* [WRITTEN REQUEST]: Show all lines from the data that include the word "title".

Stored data
•••

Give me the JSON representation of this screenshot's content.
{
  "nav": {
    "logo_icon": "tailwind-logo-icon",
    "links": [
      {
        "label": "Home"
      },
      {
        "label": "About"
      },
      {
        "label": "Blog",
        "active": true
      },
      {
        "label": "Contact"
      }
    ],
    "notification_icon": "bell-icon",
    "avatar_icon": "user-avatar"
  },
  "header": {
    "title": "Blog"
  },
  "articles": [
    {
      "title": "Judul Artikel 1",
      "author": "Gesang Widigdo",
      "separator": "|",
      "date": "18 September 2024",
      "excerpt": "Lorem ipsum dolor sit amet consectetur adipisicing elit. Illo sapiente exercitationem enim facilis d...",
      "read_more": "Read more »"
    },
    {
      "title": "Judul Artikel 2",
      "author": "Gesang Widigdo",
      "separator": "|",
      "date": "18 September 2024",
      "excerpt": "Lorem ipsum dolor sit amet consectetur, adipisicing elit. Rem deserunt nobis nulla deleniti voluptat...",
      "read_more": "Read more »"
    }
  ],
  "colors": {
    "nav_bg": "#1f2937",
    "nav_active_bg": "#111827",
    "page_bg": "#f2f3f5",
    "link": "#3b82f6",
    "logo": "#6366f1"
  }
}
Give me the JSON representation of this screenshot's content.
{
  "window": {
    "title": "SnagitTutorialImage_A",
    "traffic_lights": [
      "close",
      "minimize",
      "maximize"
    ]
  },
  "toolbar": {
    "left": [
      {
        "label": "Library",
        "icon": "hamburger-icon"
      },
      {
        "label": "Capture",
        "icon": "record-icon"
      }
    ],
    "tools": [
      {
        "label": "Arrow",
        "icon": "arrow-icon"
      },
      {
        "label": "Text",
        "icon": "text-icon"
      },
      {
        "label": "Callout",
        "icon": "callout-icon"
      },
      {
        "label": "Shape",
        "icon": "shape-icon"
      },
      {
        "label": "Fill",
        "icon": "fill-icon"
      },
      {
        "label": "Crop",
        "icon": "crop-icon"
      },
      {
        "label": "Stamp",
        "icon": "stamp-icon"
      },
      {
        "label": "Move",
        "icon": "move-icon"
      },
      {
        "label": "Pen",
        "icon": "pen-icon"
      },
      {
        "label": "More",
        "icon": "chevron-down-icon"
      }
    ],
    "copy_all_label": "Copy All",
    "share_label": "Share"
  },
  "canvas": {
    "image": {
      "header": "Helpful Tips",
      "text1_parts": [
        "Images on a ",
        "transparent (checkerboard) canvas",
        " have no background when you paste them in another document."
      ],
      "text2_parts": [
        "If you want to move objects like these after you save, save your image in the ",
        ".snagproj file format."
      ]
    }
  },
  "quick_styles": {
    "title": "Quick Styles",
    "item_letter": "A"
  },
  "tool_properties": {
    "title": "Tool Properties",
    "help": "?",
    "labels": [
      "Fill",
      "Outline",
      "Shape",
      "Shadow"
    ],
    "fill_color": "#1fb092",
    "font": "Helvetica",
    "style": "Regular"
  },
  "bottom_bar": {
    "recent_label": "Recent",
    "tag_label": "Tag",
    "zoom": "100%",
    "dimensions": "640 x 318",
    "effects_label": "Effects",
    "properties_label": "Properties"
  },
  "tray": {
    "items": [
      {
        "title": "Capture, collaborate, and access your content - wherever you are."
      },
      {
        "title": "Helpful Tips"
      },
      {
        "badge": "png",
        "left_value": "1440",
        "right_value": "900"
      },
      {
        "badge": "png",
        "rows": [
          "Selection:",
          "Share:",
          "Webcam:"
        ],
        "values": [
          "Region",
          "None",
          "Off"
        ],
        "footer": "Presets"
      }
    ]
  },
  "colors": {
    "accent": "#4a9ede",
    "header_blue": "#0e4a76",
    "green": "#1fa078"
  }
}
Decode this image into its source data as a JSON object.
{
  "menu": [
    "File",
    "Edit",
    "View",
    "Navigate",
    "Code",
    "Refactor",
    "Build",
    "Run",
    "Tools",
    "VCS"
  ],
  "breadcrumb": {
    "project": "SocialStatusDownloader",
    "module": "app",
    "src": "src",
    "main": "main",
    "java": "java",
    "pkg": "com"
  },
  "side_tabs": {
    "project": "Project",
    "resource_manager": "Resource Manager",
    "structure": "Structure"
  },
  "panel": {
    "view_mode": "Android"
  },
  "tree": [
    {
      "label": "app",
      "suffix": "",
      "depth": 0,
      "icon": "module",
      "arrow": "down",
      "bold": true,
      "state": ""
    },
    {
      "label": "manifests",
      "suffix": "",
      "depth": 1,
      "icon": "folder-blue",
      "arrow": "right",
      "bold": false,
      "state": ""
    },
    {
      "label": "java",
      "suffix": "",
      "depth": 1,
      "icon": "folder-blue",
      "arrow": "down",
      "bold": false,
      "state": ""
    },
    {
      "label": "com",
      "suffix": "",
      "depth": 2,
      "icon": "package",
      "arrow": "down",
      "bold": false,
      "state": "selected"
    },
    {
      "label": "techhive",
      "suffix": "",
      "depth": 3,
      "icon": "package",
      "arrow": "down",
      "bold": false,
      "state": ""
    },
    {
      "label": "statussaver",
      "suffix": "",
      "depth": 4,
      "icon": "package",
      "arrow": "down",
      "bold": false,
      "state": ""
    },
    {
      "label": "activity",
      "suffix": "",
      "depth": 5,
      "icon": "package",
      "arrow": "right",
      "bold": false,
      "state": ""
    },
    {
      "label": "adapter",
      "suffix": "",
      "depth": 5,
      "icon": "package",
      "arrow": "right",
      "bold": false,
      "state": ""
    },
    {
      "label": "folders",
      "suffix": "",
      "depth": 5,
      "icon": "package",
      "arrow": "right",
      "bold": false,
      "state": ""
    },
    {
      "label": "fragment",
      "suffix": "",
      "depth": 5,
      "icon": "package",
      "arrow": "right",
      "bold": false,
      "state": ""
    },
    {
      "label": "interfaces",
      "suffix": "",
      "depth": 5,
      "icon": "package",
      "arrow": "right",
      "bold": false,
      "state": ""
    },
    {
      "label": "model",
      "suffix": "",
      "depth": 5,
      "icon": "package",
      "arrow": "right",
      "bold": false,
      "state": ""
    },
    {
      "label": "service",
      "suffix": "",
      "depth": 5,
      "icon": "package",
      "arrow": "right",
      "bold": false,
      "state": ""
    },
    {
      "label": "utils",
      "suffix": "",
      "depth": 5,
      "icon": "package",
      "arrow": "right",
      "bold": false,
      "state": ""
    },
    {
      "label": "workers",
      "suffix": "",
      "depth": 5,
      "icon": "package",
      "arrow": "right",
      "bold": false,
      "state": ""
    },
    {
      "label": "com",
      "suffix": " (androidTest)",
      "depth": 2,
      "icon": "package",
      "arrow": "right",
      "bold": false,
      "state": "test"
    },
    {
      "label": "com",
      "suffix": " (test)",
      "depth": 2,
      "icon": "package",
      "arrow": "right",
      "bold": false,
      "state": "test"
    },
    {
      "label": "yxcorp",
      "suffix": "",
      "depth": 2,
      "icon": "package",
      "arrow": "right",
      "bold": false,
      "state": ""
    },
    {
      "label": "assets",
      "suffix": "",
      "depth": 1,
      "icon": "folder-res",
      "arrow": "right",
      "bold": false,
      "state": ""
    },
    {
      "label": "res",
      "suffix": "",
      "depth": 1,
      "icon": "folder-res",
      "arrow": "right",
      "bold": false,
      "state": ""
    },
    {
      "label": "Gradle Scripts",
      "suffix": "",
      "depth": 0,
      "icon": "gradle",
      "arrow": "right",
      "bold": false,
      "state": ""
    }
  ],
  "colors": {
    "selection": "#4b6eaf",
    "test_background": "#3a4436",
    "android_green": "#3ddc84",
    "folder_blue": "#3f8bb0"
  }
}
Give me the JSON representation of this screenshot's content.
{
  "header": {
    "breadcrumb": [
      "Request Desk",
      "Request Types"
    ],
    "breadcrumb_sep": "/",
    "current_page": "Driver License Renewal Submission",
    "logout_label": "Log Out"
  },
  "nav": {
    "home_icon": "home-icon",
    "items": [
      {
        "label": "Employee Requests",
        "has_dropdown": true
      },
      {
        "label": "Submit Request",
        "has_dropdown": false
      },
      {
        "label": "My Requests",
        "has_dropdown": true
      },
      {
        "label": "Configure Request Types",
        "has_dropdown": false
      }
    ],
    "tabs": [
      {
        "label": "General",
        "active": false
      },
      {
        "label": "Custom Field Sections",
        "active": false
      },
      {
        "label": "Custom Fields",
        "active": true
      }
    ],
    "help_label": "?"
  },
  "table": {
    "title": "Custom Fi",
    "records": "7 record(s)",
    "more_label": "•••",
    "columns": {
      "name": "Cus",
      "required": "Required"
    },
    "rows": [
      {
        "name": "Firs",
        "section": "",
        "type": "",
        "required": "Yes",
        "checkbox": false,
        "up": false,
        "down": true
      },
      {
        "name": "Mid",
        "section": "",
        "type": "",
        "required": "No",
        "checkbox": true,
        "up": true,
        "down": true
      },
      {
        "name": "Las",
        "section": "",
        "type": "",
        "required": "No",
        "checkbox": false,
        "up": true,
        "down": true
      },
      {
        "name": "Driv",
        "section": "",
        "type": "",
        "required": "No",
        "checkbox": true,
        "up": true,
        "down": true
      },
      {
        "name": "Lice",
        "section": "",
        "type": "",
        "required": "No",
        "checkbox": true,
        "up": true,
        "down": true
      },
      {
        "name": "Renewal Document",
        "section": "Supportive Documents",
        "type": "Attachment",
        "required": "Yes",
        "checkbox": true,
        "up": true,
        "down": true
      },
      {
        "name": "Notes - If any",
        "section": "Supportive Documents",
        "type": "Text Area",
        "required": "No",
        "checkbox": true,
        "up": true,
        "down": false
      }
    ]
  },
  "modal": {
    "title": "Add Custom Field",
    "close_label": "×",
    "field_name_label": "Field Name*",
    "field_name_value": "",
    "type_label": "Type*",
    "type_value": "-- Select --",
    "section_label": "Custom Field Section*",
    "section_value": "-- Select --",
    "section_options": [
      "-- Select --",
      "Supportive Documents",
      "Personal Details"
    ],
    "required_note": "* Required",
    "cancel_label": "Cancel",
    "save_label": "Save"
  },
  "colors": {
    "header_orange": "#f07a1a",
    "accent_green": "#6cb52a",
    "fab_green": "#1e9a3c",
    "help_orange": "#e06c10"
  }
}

•••

* [SOLUTION]:
    "title": "Blog"
      "title": "Judul Artikel 1",
      "title": "Judul Artikel 2",
    "title": "SnagitTutorialImage_A",
    "title": "Quick Styles",
    "title": "Tool Properties",
        "title": "Capture, collaborate, and access your content - wherever you are."
        "title": "Helpful Tips"
    "title": "Custom Fi",
    "title": "Add Custom Field",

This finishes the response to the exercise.